## Work to complete:
Copy all the material that follows, keeping every character the same.

## Given records:

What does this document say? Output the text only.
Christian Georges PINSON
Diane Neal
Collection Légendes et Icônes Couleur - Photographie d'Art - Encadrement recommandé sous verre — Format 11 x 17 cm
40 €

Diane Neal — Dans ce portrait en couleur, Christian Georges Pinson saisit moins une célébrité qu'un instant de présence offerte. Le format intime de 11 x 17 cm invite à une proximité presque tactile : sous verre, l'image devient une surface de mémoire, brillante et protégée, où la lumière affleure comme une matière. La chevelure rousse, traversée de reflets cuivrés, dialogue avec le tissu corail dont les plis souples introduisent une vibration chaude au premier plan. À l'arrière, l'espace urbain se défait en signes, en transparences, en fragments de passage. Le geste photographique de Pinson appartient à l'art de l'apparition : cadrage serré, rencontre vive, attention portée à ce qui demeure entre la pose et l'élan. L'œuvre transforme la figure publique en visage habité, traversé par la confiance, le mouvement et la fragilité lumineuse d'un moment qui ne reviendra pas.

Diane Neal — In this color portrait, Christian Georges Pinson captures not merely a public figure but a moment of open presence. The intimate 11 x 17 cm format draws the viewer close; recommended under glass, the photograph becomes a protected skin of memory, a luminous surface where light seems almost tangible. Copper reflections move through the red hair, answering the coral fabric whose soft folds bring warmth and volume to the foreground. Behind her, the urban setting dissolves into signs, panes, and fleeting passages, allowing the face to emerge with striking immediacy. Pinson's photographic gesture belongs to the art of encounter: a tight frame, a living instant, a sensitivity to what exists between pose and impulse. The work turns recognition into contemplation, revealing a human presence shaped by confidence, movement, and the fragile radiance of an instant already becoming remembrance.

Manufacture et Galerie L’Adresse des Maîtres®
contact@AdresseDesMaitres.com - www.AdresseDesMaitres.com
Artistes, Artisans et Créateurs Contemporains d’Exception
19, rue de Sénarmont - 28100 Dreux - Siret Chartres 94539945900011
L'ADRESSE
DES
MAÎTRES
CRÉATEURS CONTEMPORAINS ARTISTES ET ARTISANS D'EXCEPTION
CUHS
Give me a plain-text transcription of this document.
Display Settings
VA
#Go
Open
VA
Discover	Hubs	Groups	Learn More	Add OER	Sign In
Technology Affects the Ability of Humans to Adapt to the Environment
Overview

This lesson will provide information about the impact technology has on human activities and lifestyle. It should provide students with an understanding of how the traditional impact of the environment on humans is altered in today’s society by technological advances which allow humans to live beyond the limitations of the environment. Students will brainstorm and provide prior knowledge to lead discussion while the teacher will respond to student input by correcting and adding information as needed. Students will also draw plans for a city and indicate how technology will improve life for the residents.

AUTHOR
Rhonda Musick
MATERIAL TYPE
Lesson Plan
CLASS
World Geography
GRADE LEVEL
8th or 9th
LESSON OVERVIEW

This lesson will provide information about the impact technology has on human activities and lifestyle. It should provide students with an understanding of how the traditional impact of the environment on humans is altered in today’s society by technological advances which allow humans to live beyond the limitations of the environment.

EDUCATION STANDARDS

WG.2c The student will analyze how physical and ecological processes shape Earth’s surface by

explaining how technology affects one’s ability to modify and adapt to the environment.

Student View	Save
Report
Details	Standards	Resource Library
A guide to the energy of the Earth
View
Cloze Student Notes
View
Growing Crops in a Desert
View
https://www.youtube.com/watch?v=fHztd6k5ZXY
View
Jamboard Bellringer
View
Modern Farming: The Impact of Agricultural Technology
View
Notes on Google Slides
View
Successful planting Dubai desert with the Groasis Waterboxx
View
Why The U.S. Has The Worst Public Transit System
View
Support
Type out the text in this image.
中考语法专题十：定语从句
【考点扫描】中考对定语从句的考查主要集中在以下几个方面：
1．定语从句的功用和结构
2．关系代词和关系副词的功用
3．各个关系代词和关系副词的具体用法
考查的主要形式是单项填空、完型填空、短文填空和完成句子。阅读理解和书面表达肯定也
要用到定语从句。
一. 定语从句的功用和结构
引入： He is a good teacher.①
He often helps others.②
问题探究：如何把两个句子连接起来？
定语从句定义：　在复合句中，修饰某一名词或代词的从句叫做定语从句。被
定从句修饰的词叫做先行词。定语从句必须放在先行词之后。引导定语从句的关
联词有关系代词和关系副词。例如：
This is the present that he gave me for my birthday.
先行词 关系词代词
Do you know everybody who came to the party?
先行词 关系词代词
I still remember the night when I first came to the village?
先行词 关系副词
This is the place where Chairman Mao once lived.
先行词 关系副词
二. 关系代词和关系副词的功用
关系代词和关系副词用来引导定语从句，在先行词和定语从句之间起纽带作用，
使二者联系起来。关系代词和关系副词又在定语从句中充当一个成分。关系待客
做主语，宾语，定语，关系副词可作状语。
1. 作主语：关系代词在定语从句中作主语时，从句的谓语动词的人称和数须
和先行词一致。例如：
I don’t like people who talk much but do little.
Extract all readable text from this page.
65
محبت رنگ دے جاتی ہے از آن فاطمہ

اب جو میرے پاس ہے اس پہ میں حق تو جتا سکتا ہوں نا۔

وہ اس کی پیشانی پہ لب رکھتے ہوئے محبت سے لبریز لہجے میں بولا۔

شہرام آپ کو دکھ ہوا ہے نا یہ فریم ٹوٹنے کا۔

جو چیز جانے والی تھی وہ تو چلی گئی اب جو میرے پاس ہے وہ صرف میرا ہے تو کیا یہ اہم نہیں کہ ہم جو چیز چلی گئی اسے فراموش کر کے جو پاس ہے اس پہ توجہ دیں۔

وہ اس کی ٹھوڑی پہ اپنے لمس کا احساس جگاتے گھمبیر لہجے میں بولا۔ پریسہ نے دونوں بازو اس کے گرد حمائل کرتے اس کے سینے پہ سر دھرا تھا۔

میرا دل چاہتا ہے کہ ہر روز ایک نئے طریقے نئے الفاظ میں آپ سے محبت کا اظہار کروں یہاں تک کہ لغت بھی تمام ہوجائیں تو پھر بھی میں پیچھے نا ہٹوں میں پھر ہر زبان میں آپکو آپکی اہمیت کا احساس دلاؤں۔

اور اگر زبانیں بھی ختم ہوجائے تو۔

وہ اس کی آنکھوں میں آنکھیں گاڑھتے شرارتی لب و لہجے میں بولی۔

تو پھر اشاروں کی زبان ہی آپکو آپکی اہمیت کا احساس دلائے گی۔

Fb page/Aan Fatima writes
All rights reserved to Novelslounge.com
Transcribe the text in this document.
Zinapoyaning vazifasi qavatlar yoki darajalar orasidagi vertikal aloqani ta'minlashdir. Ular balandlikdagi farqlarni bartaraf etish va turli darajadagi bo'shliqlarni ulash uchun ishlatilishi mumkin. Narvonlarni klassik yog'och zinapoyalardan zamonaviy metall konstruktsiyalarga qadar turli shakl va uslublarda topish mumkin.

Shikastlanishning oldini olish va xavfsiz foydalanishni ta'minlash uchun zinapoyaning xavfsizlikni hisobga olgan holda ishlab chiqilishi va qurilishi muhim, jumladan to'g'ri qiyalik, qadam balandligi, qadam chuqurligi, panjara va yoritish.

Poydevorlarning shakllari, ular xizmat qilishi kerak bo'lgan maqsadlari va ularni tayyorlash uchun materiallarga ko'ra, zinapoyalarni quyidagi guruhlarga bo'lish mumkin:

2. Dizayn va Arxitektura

## Solution to this exercise:
What does this document say? Output the text only.
Christian Georges PINSON
Diane Neal
Collection Légendes et Icônes Couleur - Photographie d'Art - Encadrement recommandé sous verre — Format 11 x 17 cm
40 €

Diane Neal — Dans ce portrait en couleur, Christian Georges Pinson saisit moins une célébrité qu'un instant de présence offerte. Le format intime de 11 x 17 cm invite à une proximité presque tactile : sous verre, l'image devient une surface de mémoire, brillante et protégée, où la lumière affleure comme une matière. La chevelure rousse, traversée de reflets cuivrés, dialogue avec le tissu corail dont les plis souples introduisent une vibration chaude au premier plan. À l'arrière, l'espace urbain se défait en signes, en transparences, en fragments de passage. Le geste photographique de Pinson appartient à l'art de l'apparition : cadrage serré, rencontre vive, attention portée à ce qui demeure entre la pose et l'élan. L'œuvre transforme la figure publique en visage habité, traversé par la confiance, le mouvement et la fragilité lumineuse d'un moment qui ne reviendra pas.

Diane Neal — In this color portrait, Christian Georges Pinson captures not merely a public figure but a moment of open presence. The intimate 11 x 17 cm format draws the viewer close; recommended under glass, the photograph becomes a protected skin of memory, a luminous surface where light seems almost tangible. Copper reflections move through the red hair, answering the coral fabric whose soft folds bring warmth and volume to the foreground. Behind her, the urban setting dissolves into signs, panes, and fleeting passages, allowing the face to emerge with striking immediacy. Pinson's photographic gesture belongs to the art of encounter: a tight frame, a living instant, a sensitivity to what exists between pose and impulse. The work turns recognition into contemplation, revealing a human presence shaped by confidence, movement, and the fragile radiance of an instant already becoming remembrance.

Manufacture et Galerie L’Adresse des Maîtres®
contact@AdresseDesMaitres.com - www.AdresseDesMaitres.com
Artistes, Artisans et Créateurs Contemporains d’Exception
19, rue de Sénarmont - 28100 Dreux - Siret Chartres 94539945900011
L'ADRESSE
DES
MAÎTRES
CRÉATEURS CONTEMPORAINS ARTISTES ET ARTISANS D'EXCEPTION
CUHS
Give me a plain-text transcription of this document.
Display Settings
VA
#Go
Open
VA
Discover	Hubs	Groups	Learn More	Add OER	Sign In
Technology Affects the Ability of Humans to Adapt to the Environment
Overview

This lesson will provide information about the impact technology has on human activities and lifestyle. It should provide students with an understanding of how the traditional impact of the environment on humans is altered in today’s society by technological advances which allow humans to live beyond the limitations of the environment. Students will brainstorm and provide prior knowledge to lead discussion while the teacher will respond to student input by correcting and adding information as needed. Students will also draw plans for a city and indicate how technology will improve life for the residents.

AUTHOR
Rhonda Musick
MATERIAL TYPE
Lesson Plan
CLASS
World Geography
GRADE LEVEL
8th or 9th
LESSON OVERVIEW

This lesson will provide information about the impact technology has on human activities and lifestyle. It should provide students with an understanding of how the traditional impact of the environment on humans is altered in today’s society by technological advances which allow humans to live beyond the limitations of the environment.

EDUCATION STANDARDS

WG.2c The student will analyze how physical and ecological processes shape Earth’s surface by

explaining how technology affects one’s ability to modify and adapt to the environment.

Student View	Save
Report
Details	Standards	Resource Library
A guide to the energy of the Earth
View
Cloze Student Notes
View
Growing Crops in a Desert
View
https://www.youtube.com/watch?v=fHztd6k5ZXY
View
Jamboard Bellringer
View
Modern Farming: The Impact of Agricultural Technology
View
Notes on Google Slides
View
Successful planting Dubai desert with the Groasis Waterboxx
View
Why The U.S. Has The Worst Public Transit System
View
Support
Type out the text in this image.
中考语法专题十：定语从句
【考点扫描】中考对定语从句的考查主要集中在以下几个方面：
1．定语从句的功用和结构
2．关系代词和关系副词的功用
3．各个关系代词和关系副词的具体用法
考查的主要形式是单项填空、完型填空、短文填空和完成句子。阅读理解和书面表达肯定也
要用到定语从句。
一. 定语从句的功用和结构
引入： He is a good teacher.①
He often helps others.②
问题探究：如何把两个句子连接起来？
定语从句定义：　在复合句中，修饰某一名词或代词的从句叫做定语从句。被
定从句修饰的词叫做先行词。定语从句必须放在先行词之后。引导定语从句的关
联词有关系代词和关系副词。例如：
This is the present that he gave me for my birthday.
先行词 关系词代词
Do you know everybody who came to the party?
先行词 关系词代词
I still remember the night when I first came to the village?
先行词 关系副词
This is the place where Chairman Mao once lived.
先行词 关系副词
二. 关系代词和关系副词的功用
关系代词和关系副词用来引导定语从句，在先行词和定语从句之间起纽带作用，
使二者联系起来。关系代词和关系副词又在定语从句中充当一个成分。关系待客
做主语，宾语，定语，关系副词可作状语。
1. 作主语：关系代词在定语从句中作主语时，从句的谓语动词的人称和数须
和先行词一致。例如：
I don’t like people who talk much but do little.
Extract all readable text from this page.
65
محبت رنگ دے جاتی ہے از آن فاطمہ

اب جو میرے پاس ہے اس پہ میں حق تو جتا سکتا ہوں نا۔

وہ اس کی پیشانی پہ لب رکھتے ہوئے محبت سے لبریز لہجے میں بولا۔

شہرام آپ کو دکھ ہوا ہے نا یہ فریم ٹوٹنے کا۔

جو چیز جانے والی تھی وہ تو چلی گئی اب جو میرے پاس ہے وہ صرف میرا ہے تو کیا یہ اہم نہیں کہ ہم جو چیز چلی گئی اسے فراموش کر کے جو پاس ہے اس پہ توجہ دیں۔

وہ اس کی ٹھوڑی پہ اپنے لمس کا احساس جگاتے گھمبیر لہجے میں بولا۔ پریسہ نے دونوں بازو اس کے گرد حمائل کرتے اس کے سینے پہ سر دھرا تھا۔

میرا دل چاہتا ہے کہ ہر روز ایک نئے طریقے نئے الفاظ میں آپ سے محبت کا اظہار کروں یہاں تک کہ لغت بھی تمام ہوجائیں تو پھر بھی میں پیچھے نا ہٹوں میں پھر ہر زبان میں آپکو آپکی اہمیت کا احساس دلاؤں۔

اور اگر زبانیں بھی ختم ہوجائے تو۔

وہ اس کی آنکھوں میں آنکھیں گاڑھتے شرارتی لب و لہجے میں بولی۔

تو پھر اشاروں کی زبان ہی آپکو آپکی اہمیت کا احساس دلائے گی۔

Fb page/Aan Fatima writes
All rights reserved to Novelslounge.com
Transcribe the text in this document.
Zinapoyaning vazifasi qavatlar yoki darajalar orasidagi vertikal aloqani ta'minlashdir. Ular balandlikdagi farqlarni bartaraf etish va turli darajadagi bo'shliqlarni ulash uchun ishlatilishi mumkin. Narvonlarni klassik yog'och zinapoyalardan zamonaviy metall konstruktsiyalarga qadar turli shakl va uslublarda topish mumkin.

Shikastlanishning oldini olish va xavfsiz foydalanishni ta'minlash uchun zinapoyaning xavfsizlikni hisobga olgan holda ishlab chiqilishi va qurilishi muhim, jumladan to'g'ri qiyalik, qadam balandligi, qadam chuqurligi, panjara va yoritish.

Poydevorlarning shakllari, ular xizmat qilishi kerak bo'lgan maqsadlari va ularni tayyorlash uchun materiallarga ko'ra, zinapoyalarni quyidagi guruhlarga bo'lish mumkin:

2. Dizayn va Arxitektura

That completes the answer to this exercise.